───── Data extract ─────

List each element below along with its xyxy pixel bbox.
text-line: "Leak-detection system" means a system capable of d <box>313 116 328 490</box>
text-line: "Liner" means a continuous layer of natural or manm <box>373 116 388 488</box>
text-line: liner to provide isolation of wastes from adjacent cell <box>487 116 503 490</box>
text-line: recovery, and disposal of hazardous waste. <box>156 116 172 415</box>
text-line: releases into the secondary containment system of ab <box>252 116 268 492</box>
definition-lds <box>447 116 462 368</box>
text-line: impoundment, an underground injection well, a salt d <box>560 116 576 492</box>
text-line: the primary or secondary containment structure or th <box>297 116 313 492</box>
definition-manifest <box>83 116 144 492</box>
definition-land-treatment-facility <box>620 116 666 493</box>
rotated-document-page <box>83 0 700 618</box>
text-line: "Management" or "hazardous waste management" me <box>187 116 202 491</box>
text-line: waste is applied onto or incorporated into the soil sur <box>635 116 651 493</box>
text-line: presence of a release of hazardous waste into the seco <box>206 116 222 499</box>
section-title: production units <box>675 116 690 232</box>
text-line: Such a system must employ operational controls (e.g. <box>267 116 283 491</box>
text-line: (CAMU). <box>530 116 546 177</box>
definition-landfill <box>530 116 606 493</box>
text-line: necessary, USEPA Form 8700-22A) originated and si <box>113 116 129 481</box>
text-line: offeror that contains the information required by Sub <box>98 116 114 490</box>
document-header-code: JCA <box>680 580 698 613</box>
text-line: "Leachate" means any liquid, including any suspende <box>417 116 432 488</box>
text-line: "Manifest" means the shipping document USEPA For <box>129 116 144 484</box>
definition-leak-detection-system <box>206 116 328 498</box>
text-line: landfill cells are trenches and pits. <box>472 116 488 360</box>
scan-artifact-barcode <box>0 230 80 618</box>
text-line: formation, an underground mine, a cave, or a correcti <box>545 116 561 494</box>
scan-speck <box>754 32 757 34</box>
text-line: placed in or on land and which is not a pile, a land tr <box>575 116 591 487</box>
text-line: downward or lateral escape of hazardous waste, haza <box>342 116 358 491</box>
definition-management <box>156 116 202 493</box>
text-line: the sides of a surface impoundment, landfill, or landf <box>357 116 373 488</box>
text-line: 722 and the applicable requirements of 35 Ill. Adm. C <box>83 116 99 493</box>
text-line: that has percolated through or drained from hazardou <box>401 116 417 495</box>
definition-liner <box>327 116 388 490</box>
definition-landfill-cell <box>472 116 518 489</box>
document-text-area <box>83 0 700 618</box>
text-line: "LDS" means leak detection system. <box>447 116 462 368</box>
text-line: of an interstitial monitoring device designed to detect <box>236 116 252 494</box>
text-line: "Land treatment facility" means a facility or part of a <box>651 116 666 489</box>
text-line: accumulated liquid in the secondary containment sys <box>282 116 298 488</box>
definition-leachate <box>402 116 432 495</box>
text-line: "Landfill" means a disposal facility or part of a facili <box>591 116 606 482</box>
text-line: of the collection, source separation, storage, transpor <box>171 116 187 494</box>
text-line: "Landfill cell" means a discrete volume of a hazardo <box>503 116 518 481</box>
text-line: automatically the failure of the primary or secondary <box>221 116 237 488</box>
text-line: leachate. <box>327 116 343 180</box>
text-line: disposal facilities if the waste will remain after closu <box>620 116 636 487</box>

─────

— Exercise details —
Copy out the records above exactly and completely.

— Answer space —
List each element below along with its xyxy pixel bbox.
text-line: "Leak-detection system" means a system capable of d <box>313 116 328 490</box>
text-line: "Liner" means a continuous layer of natural or manm <box>373 116 388 488</box>
text-line: liner to provide isolation of wastes from adjacent cell <box>487 116 503 490</box>
text-line: recovery, and disposal of hazardous waste. <box>156 116 172 415</box>
text-line: releases into the secondary containment system of ab <box>252 116 268 492</box>
definition-lds <box>447 116 462 368</box>
text-line: impoundment, an underground injection well, a salt d <box>560 116 576 492</box>
text-line: the primary or secondary containment structure or th <box>297 116 313 492</box>
definition-manifest <box>83 116 144 492</box>
definition-land-treatment-facility <box>620 116 666 493</box>
rotated-document-page <box>83 0 700 618</box>
text-line: "Management" or "hazardous waste management" me <box>187 116 202 491</box>
text-line: waste is applied onto or incorporated into the soil sur <box>635 116 651 493</box>
text-line: presence of a release of hazardous waste into the seco <box>206 116 222 499</box>
section-title: production units <box>675 116 690 232</box>
text-line: Such a system must employ operational controls (e.g. <box>267 116 283 491</box>
text-line: (CAMU). <box>530 116 546 177</box>
definition-landfill <box>530 116 606 493</box>
text-line: necessary, USEPA Form 8700-22A) originated and si <box>113 116 129 481</box>
text-line: offeror that contains the information required by Sub <box>98 116 114 490</box>
document-header-code: JCA <box>680 580 698 613</box>
text-line: "Leachate" means any liquid, including any suspende <box>417 116 432 488</box>
text-line: "Manifest" means the shipping document USEPA For <box>129 116 144 484</box>
definition-leak-detection-system <box>206 116 328 498</box>
text-line: landfill cells are trenches and pits. <box>472 116 488 360</box>
scan-artifact-barcode <box>0 230 80 618</box>
text-line: formation, an underground mine, a cave, or a correcti <box>545 116 561 494</box>
scan-speck <box>754 32 757 34</box>
text-line: placed in or on land and which is not a pile, a land tr <box>575 116 591 487</box>
text-line: downward or lateral escape of hazardous waste, haza <box>342 116 358 491</box>
definition-management <box>156 116 202 493</box>
text-line: the sides of a surface impoundment, landfill, or landf <box>357 116 373 488</box>
text-line: 722 and the applicable requirements of 35 Ill. Adm. C <box>83 116 99 493</box>
text-line: that has percolated through or drained from hazardou <box>401 116 417 495</box>
definition-liner <box>327 116 388 490</box>
definition-landfill-cell <box>472 116 518 489</box>
document-text-area <box>83 0 700 618</box>
text-line: "LDS" means leak detection system. <box>447 116 462 368</box>
text-line: of an interstitial monitoring device designed to detect <box>236 116 252 494</box>
text-line: "Land treatment facility" means a facility or part of a <box>651 116 666 489</box>
text-line: accumulated liquid in the secondary containment sys <box>282 116 298 488</box>
definition-leachate <box>402 116 432 495</box>
text-line: "Landfill" means a disposal facility or part of a facili <box>591 116 606 482</box>
text-line: of the collection, source separation, storage, transpor <box>171 116 187 494</box>
text-line: "Landfill cell" means a discrete volume of a hazardo <box>503 116 518 481</box>
text-line: automatically the failure of the primary or secondary <box>221 116 237 488</box>
text-line: leachate. <box>327 116 343 180</box>
text-line: disposal facilities if the waste will remain after closu <box>620 116 636 487</box>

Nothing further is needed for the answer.